[Start of LISTED ENTRIES]
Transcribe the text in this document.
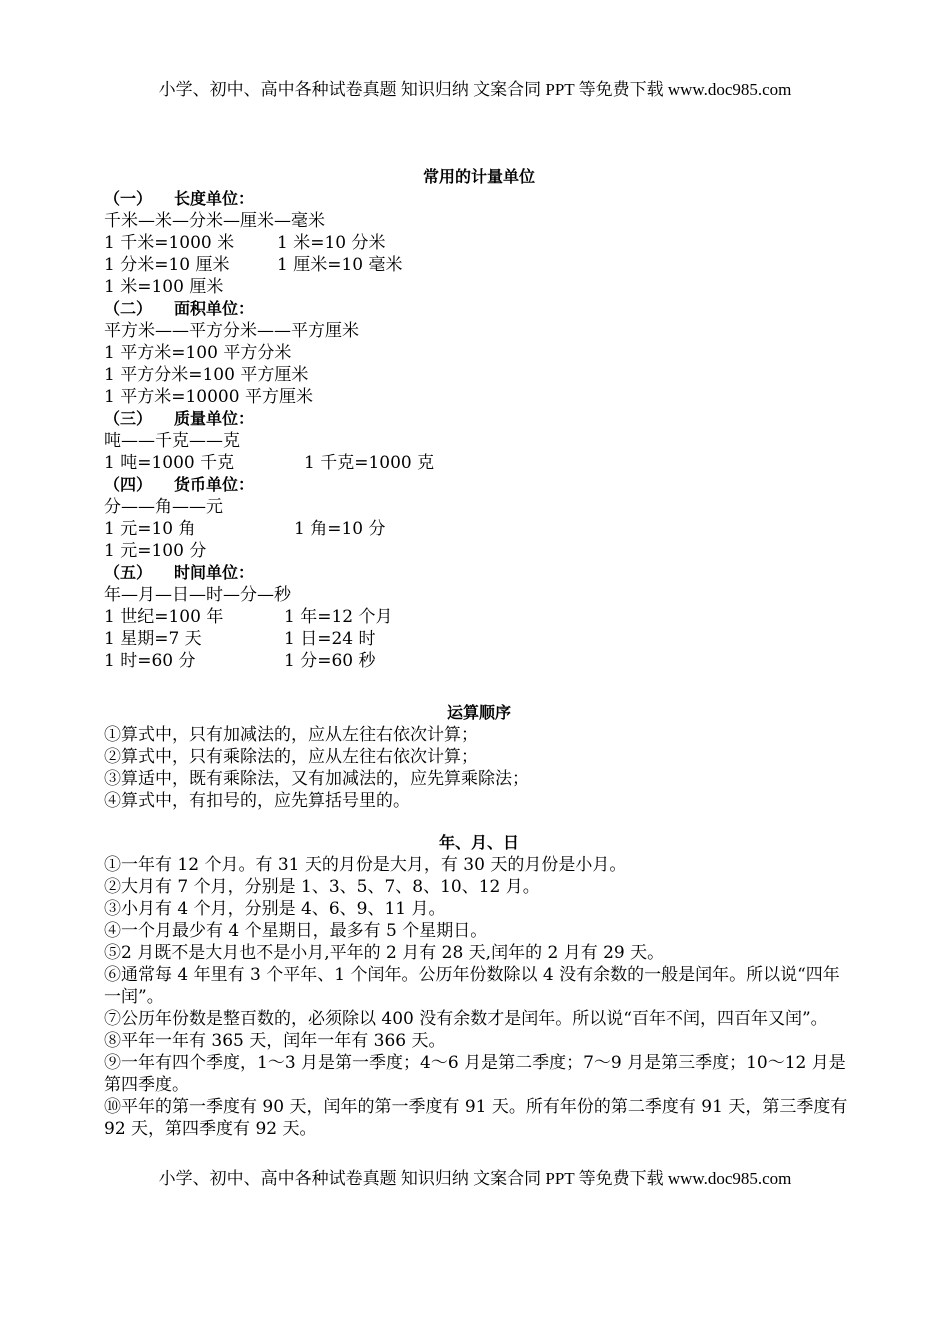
小学、初中、高中各种试卷真题 知识归纳 文案合同 PPT 等免费下载 www.doc985.com
常用的计量单位
（一） 长度单位：
千米—米—分米—厘米—毫米
1 千米=1000 米	1 米=10 分米
1 分米=10 厘米	1 厘米=10 毫米
1 米=100 厘米
（二） 面积单位：
平方米——平方分米——平方厘米
1 平方米=100 平方分米
1 平方分米=100 平方厘米
1 平方米=10000 平方厘米
（三） 质量单位：
吨——千克——克
1 吨=1000 千克	1 千克=1000 克
（四） 货币单位：
分——角——元
1 元=10 角	1 角=10 分
1 元=100 分
（五） 时间单位：
年—月—日—时—分—秒
1 世纪=100 年	1 年=12 个月
1 星期=7 天	1 日=24 时
1 时=60 分	1 分=60 秒
运算顺序
①算式中，只有加减法的，应从左往右依次计算；
②算式中，只有乘除法的，应从左往右依次计算；
③算适中，既有乘除法，又有加减法的，应先算乘除法；
④算式中，有扣号的，应先算括号里的。
年、月、日
①一年有 12 个月。有 31 天的月份是大月，有 30 天的月份是小月。
②大月有 7 个月，分别是 1、3、5、7、8、10、12 月。
③小月有 4 个月，分别是 4、6、9、11 月。
④一个月最少有 4 个星期日，最多有 5 个星期日。
⑤2 月既不是大月也不是小月,平年的 2 月有 28 天,闰年的 2 月有 29 天。
⑥通常每 4 年里有 3 个平年、1 个闰年。公历年份数除以 4 没有余数的一般是闰年。所以说“四年一闰”。
⑦公历年份数是整百数的，必须除以 400 没有余数才是闰年。所以说“百年不闰，四百年又闰”。
⑧平年一年有 365 天，闰年一年有 366 天。
⑨一年有四个季度，1～3 月是第一季度；4～6 月是第二季度；7～9 月是第三季度；10～12 月是第四季度。
⑩平年的第一季度有 90 天，闰年的第一季度有 91 天。所有年份的第二季度有 91 天，第三季度有 92 天，第四季度有 92 天。
小学、初中、高中各种试卷真题 知识归纳 文案合同 PPT 等免费下载 www.doc985.com
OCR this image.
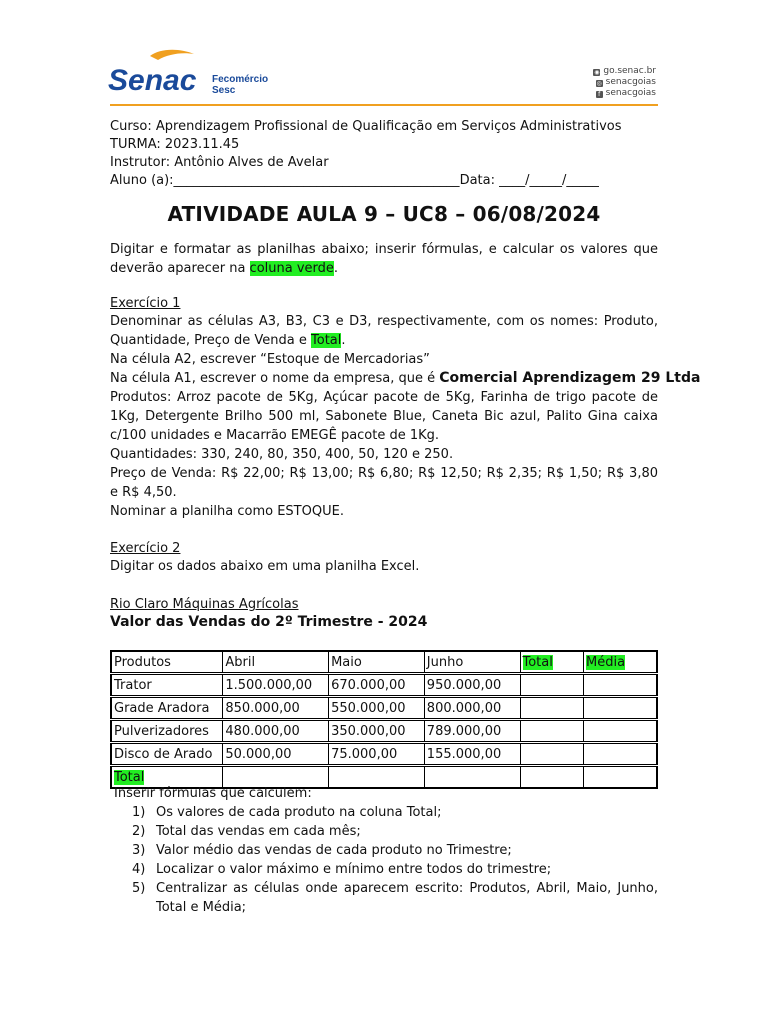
Senac Fecomércio
Sesc
◉ go.senac.br
◎ senacgoias
f senacgoias
Curso: Aprendizagem Profissional de Qualificação em Serviços Administrativos
TURMA: 2023.11.45
Instrutor: Antônio Alves de Avelar
Aluno (a):____________________________________________Data: ____/_____/_____
ATIVIDADE AULA 9 – UC8 – 06/08/2024
Digitar e formatar as planilhas abaixo; inserir fórmulas, e calcular os valores que deverão aparecer na coluna verde.
Exercício 1
Denominar as células A3, B3, C3 e D3, respectivamente, com os nomes: Produto, Quantidade, Preço de Venda e Total.
Na célula A2, escrever “Estoque de Mercadorias”
Na célula A1, escrever o nome da empresa, que é Comercial Aprendizagem 29 Ltda
Produtos: Arroz pacote de 5Kg, Açúcar pacote de 5Kg, Farinha de trigo pacote de 1Kg, Detergente Brilho 500 ml, Sabonete Blue, Caneta Bic azul, Palito Gina caixa c/100 unidades e Macarrão EMEGÊ pacote de 1Kg.
Quantidades: 330, 240, 80, 350, 400, 50, 120 e 250.
Preço de Venda: R$ 22,00; R$ 13,00; R$ 6,80; R$ 12,50; R$ 2,35; R$ 1,50; R$ 3,80 e R$ 4,50.
Nominar a planilha como ESTOQUE.
Exercício 2
Digitar os dados abaixo em uma planilha Excel.
Rio Claro Máquinas Agrícolas
Valor das Vendas do 2º Trimestre - 2024
Produtos	Abril	Maio	Junho	Total	Média
Trator	1.500.000,00	670.000,00	950.000,00		
Grade Aradora	850.000,00	550.000,00	800.000,00		
Pulverizadores	480.000,00	350.000,00	789.000,00		
Disco de Arado	50.000,00	75.000,00	155.000,00		
Total					
Inserir fórmulas que calculem:
1) Os valores de cada produto na coluna Total;
2) Total das vendas em cada mês;
3) Valor médio das vendas de cada produto no Trimestre;
4) Localizar o valor máximo e mínimo entre todos do trimestre;
5) Centralizar as células onde aparecem escrito: Produtos, Abril, Maio, Junho, Total e Média;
[End of LISTED ENTRIES]
▸ EXERCISE INSTRUCTIONS: Write out all the records again, exactly, minus any pictures.

▸ TASK RESPONSE:
Transcribe the text in this document.
小学、初中、高中各种试卷真题 知识归纳 文案合同 PPT 等免费下载 www.doc985.com
常用的计量单位
（一） 长度单位：
千米—米—分米—厘米—毫米
1 千米=1000 米	1 米=10 分米
1 分米=10 厘米	1 厘米=10 毫米
1 米=100 厘米
（二） 面积单位：
平方米——平方分米——平方厘米
1 平方米=100 平方分米
1 平方分米=100 平方厘米
1 平方米=10000 平方厘米
（三） 质量单位：
吨——千克——克
1 吨=1000 千克	1 千克=1000 克
（四） 货币单位：
分——角——元
1 元=10 角	1 角=10 分
1 元=100 分
（五） 时间单位：
年—月—日—时—分—秒
1 世纪=100 年	1 年=12 个月
1 星期=7 天	1 日=24 时
1 时=60 分	1 分=60 秒
运算顺序
①算式中，只有加减法的，应从左往右依次计算；
②算式中，只有乘除法的，应从左往右依次计算；
③算适中，既有乘除法，又有加减法的，应先算乘除法；
④算式中，有扣号的，应先算括号里的。
年、月、日
①一年有 12 个月。有 31 天的月份是大月，有 30 天的月份是小月。
②大月有 7 个月，分别是 1、3、5、7、8、10、12 月。
③小月有 4 个月，分别是 4、6、9、11 月。
④一个月最少有 4 个星期日，最多有 5 个星期日。
⑤2 月既不是大月也不是小月,平年的 2 月有 28 天,闰年的 2 月有 29 天。
⑥通常每 4 年里有 3 个平年、1 个闰年。公历年份数除以 4 没有余数的一般是闰年。所以说“四年一闰”。
⑦公历年份数是整百数的，必须除以 400 没有余数才是闰年。所以说“百年不闰，四百年又闰”。
⑧平年一年有 365 天，闰年一年有 366 天。
⑨一年有四个季度，1～3 月是第一季度；4～6 月是第二季度；7～9 月是第三季度；10～12 月是第四季度。
⑩平年的第一季度有 90 天，闰年的第一季度有 91 天。所有年份的第二季度有 91 天，第三季度有 92 天，第四季度有 92 天。
小学、初中、高中各种试卷真题 知识归纳 文案合同 PPT 等免费下载 www.doc985.com
OCR this image.
Senac Fecomércio
Sesc
◉ go.senac.br
◎ senacgoias
f senacgoias
Curso: Aprendizagem Profissional de Qualificação em Serviços Administrativos
TURMA: 2023.11.45
Instrutor: Antônio Alves de Avelar
Aluno (a):____________________________________________Data: ____/_____/_____
ATIVIDADE AULA 9 – UC8 – 06/08/2024
Digitar e formatar as planilhas abaixo; inserir fórmulas, e calcular os valores que deverão aparecer na coluna verde.
Exercício 1
Denominar as células A3, B3, C3 e D3, respectivamente, com os nomes: Produto, Quantidade, Preço de Venda e Total.
Na célula A2, escrever “Estoque de Mercadorias”
Na célula A1, escrever o nome da empresa, que é Comercial Aprendizagem 29 Ltda
Produtos: Arroz pacote de 5Kg, Açúcar pacote de 5Kg, Farinha de trigo pacote de 1Kg, Detergente Brilho 500 ml, Sabonete Blue, Caneta Bic azul, Palito Gina caixa c/100 unidades e Macarrão EMEGÊ pacote de 1Kg.
Quantidades: 330, 240, 80, 350, 400, 50, 120 e 250.
Preço de Venda: R$ 22,00; R$ 13,00; R$ 6,80; R$ 12,50; R$ 2,35; R$ 1,50; R$ 3,80 e R$ 4,50.
Nominar a planilha como ESTOQUE.
Exercício 2
Digitar os dados abaixo em uma planilha Excel.
Rio Claro Máquinas Agrícolas
Valor das Vendas do 2º Trimestre - 2024
Produtos	Abril	Maio	Junho	Total	Média
Trator	1.500.000,00	670.000,00	950.000,00		
Grade Aradora	850.000,00	550.000,00	800.000,00		
Pulverizadores	480.000,00	350.000,00	789.000,00		
Disco de Arado	50.000,00	75.000,00	155.000,00		
Total					
Inserir fórmulas que calculem:
1) Os valores de cada produto na coluna Total;
2) Total das vendas em cada mês;
3) Valor médio das vendas de cada produto no Trimestre;
4) Localizar o valor máximo e mínimo entre todos do trimestre;
5) Centralizar as células onde aparecem escrito: Produtos, Abril, Maio, Junho, Total e Média;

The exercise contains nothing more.